* BEGIN Raw records *
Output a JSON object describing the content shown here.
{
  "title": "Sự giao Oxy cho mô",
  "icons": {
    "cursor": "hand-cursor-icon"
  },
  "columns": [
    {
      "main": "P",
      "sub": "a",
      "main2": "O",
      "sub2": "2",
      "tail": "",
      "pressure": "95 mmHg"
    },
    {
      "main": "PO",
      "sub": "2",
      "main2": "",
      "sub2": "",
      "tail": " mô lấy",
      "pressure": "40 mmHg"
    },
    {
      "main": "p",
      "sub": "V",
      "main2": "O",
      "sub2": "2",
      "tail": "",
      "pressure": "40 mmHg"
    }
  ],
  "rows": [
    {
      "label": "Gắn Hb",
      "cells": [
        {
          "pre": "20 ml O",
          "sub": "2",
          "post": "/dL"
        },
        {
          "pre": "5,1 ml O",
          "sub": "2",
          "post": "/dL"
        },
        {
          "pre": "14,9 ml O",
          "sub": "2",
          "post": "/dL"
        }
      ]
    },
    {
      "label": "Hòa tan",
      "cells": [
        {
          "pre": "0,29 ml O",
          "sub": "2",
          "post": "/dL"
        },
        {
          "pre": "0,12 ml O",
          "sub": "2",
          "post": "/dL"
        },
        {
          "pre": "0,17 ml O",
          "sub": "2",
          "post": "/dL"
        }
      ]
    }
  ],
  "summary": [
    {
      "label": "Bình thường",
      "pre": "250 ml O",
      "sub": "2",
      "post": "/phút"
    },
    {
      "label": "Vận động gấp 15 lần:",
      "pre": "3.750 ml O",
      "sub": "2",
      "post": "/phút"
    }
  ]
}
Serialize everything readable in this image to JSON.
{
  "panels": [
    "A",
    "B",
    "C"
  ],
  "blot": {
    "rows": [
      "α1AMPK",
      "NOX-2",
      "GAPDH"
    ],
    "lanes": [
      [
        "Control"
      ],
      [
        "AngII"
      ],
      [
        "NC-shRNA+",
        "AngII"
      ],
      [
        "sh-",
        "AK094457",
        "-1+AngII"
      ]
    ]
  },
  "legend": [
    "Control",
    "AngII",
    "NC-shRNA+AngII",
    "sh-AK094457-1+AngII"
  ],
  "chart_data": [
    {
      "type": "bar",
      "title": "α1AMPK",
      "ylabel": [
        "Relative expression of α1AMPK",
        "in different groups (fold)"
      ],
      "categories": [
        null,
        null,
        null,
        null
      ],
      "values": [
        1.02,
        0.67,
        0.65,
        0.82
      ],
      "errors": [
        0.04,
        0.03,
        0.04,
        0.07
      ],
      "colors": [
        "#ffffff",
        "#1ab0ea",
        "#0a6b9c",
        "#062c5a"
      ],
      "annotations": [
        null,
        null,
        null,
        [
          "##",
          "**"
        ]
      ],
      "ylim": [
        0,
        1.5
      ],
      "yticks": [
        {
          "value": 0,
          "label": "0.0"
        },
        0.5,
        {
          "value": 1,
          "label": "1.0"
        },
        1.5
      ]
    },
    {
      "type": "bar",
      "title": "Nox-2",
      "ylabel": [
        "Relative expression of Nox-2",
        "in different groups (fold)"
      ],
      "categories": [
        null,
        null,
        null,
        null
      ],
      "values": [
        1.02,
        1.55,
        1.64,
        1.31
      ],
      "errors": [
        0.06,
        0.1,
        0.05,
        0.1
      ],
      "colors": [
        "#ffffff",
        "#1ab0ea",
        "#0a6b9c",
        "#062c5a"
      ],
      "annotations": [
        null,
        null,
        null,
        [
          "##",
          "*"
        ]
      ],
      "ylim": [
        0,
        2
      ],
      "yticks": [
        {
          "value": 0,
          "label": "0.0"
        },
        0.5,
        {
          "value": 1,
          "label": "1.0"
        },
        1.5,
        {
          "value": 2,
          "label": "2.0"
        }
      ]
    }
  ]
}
* END Raw records *
_What is asked_
Repeat the records above exactly, from the first line to the last.

_Solution for this exercise_
Output a JSON object describing the content shown here.
{
  "title": "Sự giao Oxy cho mô",
  "icons": {
    "cursor": "hand-cursor-icon"
  },
  "columns": [
    {
      "main": "P",
      "sub": "a",
      "main2": "O",
      "sub2": "2",
      "tail": "",
      "pressure": "95 mmHg"
    },
    {
      "main": "PO",
      "sub": "2",
      "main2": "",
      "sub2": "",
      "tail": " mô lấy",
      "pressure": "40 mmHg"
    },
    {
      "main": "p",
      "sub": "V",
      "main2": "O",
      "sub2": "2",
      "tail": "",
      "pressure": "40 mmHg"
    }
  ],
  "rows": [
    {
      "label": "Gắn Hb",
      "cells": [
        {
          "pre": "20 ml O",
          "sub": "2",
          "post": "/dL"
        },
        {
          "pre": "5,1 ml O",
          "sub": "2",
          "post": "/dL"
        },
        {
          "pre": "14,9 ml O",
          "sub": "2",
          "post": "/dL"
        }
      ]
    },
    {
      "label": "Hòa tan",
      "cells": [
        {
          "pre": "0,29 ml O",
          "sub": "2",
          "post": "/dL"
        },
        {
          "pre": "0,12 ml O",
          "sub": "2",
          "post": "/dL"
        },
        {
          "pre": "0,17 ml O",
          "sub": "2",
          "post": "/dL"
        }
      ]
    }
  ],
  "summary": [
    {
      "label": "Bình thường",
      "pre": "250 ml O",
      "sub": "2",
      "post": "/phút"
    },
    {
      "label": "Vận động gấp 15 lần:",
      "pre": "3.750 ml O",
      "sub": "2",
      "post": "/phút"
    }
  ]
}
Serialize everything readable in this image to JSON.
{
  "panels": [
    "A",
    "B",
    "C"
  ],
  "blot": {
    "rows": [
      "α1AMPK",
      "NOX-2",
      "GAPDH"
    ],
    "lanes": [
      [
        "Control"
      ],
      [
        "AngII"
      ],
      [
        "NC-shRNA+",
        "AngII"
      ],
      [
        "sh-",
        "AK094457",
        "-1+AngII"
      ]
    ]
  },
  "legend": [
    "Control",
    "AngII",
    "NC-shRNA+AngII",
    "sh-AK094457-1+AngII"
  ],
  "chart_data": [
    {
      "type": "bar",
      "title": "α1AMPK",
      "ylabel": [
        "Relative expression of α1AMPK",
        "in different groups (fold)"
      ],
      "categories": [
        null,
        null,
        null,
        null
      ],
      "values": [
        1.02,
        0.67,
        0.65,
        0.82
      ],
      "errors": [
        0.04,
        0.03,
        0.04,
        0.07
      ],
      "colors": [
        "#ffffff",
        "#1ab0ea",
        "#0a6b9c",
        "#062c5a"
      ],
      "annotations": [
        null,
        null,
        null,
        [
          "##",
          "**"
        ]
      ],
      "ylim": [
        0,
        1.5
      ],
      "yticks": [
        {
          "value": 0,
          "label": "0.0"
        },
        0.5,
        {
          "value": 1,
          "label": "1.0"
        },
        1.5
      ]
    },
    {
      "type": "bar",
      "title": "Nox-2",
      "ylabel": [
        "Relative expression of Nox-2",
        "in different groups (fold)"
      ],
      "categories": [
        null,
        null,
        null,
        null
      ],
      "values": [
        1.02,
        1.55,
        1.64,
        1.31
      ],
      "errors": [
        0.06,
        0.1,
        0.05,
        0.1
      ],
      "colors": [
        "#ffffff",
        "#1ab0ea",
        "#0a6b9c",
        "#062c5a"
      ],
      "annotations": [
        null,
        null,
        null,
        [
          "##",
          "*"
        ]
      ],
      "ylim": [
        0,
        2
      ],
      "yticks": [
        {
          "value": 0,
          "label": "0.0"
        },
        0.5,
        {
          "value": 1,
          "label": "1.0"
        },
        1.5,
        {
          "value": 2,
          "label": "2.0"
        }
      ]
    }
  ]
}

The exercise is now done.